• **Work instructions**
Reproduce the listing below word for word, with no pictures.

Recorded data:

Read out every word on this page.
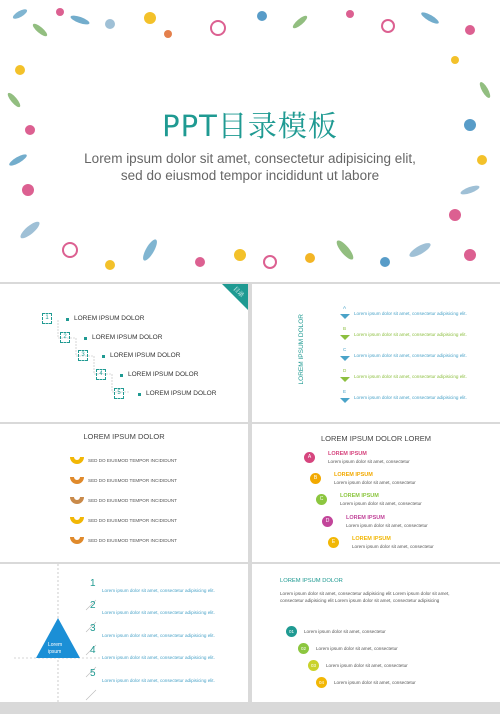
PPT目录模板
Lorem ipsum dolor sit amet, consectetur adipisicing elit,
sed do eiusmod tempor incididunt ut labore
目录
1	LOREM IPSUM DOLOR
2	LOREM IPSUM DOLOR
3	LOREM IPSUM DOLOR
4	LOREM IPSUM DOLOR
5	LOREM IPSUM DOLOR
LOREM IPSUM DOLOR
Lorem ipsum dolor sit amet, consectetur adipisicing elit.
Lorem ipsum dolor sit amet, consectetur adipisicing elit.
Lorem ipsum dolor sit amet, consectetur adipisicing elit.
Lorem ipsum dolor sit amet, consectetur adipisicing elit.
Lorem ipsum dolor sit amet, consectetur adipisicing elit.
A
B
C
D
E
LOREM IPSUM DOLOR
SED DO EIUSMOD TEMPOR INCIDIDUNT
SED DO EIUSMOD TEMPOR INCIDIDUNT
SED DO EIUSMOD TEMPOR INCIDIDUNT
SED DO EIUSMOD TEMPOR INCIDIDUNT
SED DO EIUSMOD TEMPOR INCIDIDUNT
LOREM IPSUM DOLOR LOREM
A	LOREM IPSUM
Lorem ipsum dolor sit amet, consectetur
B	LOREM IPSUM
Lorem ipsum dolor sit amet, consectetur
C	LOREM IPSUM
Lorem ipsum dolor sit amet, consectetur
D	LOREM IPSUM
Lorem ipsum dolor sit amet, consectetur
E	LOREM IPSUM
Lorem ipsum dolor sit amet, consectetur
Lorem
ipsum
1
Lorem ipsum dolor sit amet, consectetur adipisicing elit.
2
Lorem ipsum dolor sit amet, consectetur adipisicing elit.
3
Lorem ipsum dolor sit amet, consectetur adipisicing elit.
4
Lorem ipsum dolor sit amet, consectetur adipisicing elit.
5
Lorem ipsum dolor sit amet, consectetur adipisicing elit.
LOREM IPSUM DOLOR
Lorem ipsum dolor sit amet, consectetur adipisicing elit Lorem ipsum dolor sit amet,
consectetur adipisicing elit Lorem ipsum dolor sit amet, consectetur adipisicing
01	Lorem ipsum dolor sit amet, consectetur
02	Lorem ipsum dolor sit amet, consectetur
03	Lorem ipsum dolor sit amet, consectetur
04	Lorem ipsum dolor sit amet, consectetur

• **Written response**
Read out every word on this page.
PPT目录模板
Lorem ipsum dolor sit amet, consectetur adipisicing elit,
sed do eiusmod tempor incididunt ut labore
目录
1	LOREM IPSUM DOLOR
2	LOREM IPSUM DOLOR
3	LOREM IPSUM DOLOR
4	LOREM IPSUM DOLOR
5	LOREM IPSUM DOLOR
LOREM IPSUM DOLOR
Lorem ipsum dolor sit amet, consectetur adipisicing elit.
Lorem ipsum dolor sit amet, consectetur adipisicing elit.
Lorem ipsum dolor sit amet, consectetur adipisicing elit.
Lorem ipsum dolor sit amet, consectetur adipisicing elit.
Lorem ipsum dolor sit amet, consectetur adipisicing elit.
A
B
C
D
E
LOREM IPSUM DOLOR
SED DO EIUSMOD TEMPOR INCIDIDUNT
SED DO EIUSMOD TEMPOR INCIDIDUNT
SED DO EIUSMOD TEMPOR INCIDIDUNT
SED DO EIUSMOD TEMPOR INCIDIDUNT
SED DO EIUSMOD TEMPOR INCIDIDUNT
LOREM IPSUM DOLOR LOREM
A	LOREM IPSUM
Lorem ipsum dolor sit amet, consectetur
B	LOREM IPSUM
Lorem ipsum dolor sit amet, consectetur
C	LOREM IPSUM
Lorem ipsum dolor sit amet, consectetur
D	LOREM IPSUM
Lorem ipsum dolor sit amet, consectetur
E	LOREM IPSUM
Lorem ipsum dolor sit amet, consectetur
Lorem
ipsum
1
Lorem ipsum dolor sit amet, consectetur adipisicing elit.
2
Lorem ipsum dolor sit amet, consectetur adipisicing elit.
3
Lorem ipsum dolor sit amet, consectetur adipisicing elit.
4
Lorem ipsum dolor sit amet, consectetur adipisicing elit.
5
Lorem ipsum dolor sit amet, consectetur adipisicing elit.
LOREM IPSUM DOLOR
Lorem ipsum dolor sit amet, consectetur adipisicing elit Lorem ipsum dolor sit amet,
consectetur adipisicing elit Lorem ipsum dolor sit amet, consectetur adipisicing
01	Lorem ipsum dolor sit amet, consectetur
02	Lorem ipsum dolor sit amet, consectetur
03	Lorem ipsum dolor sit amet, consectetur
04	Lorem ipsum dolor sit amet, consectetur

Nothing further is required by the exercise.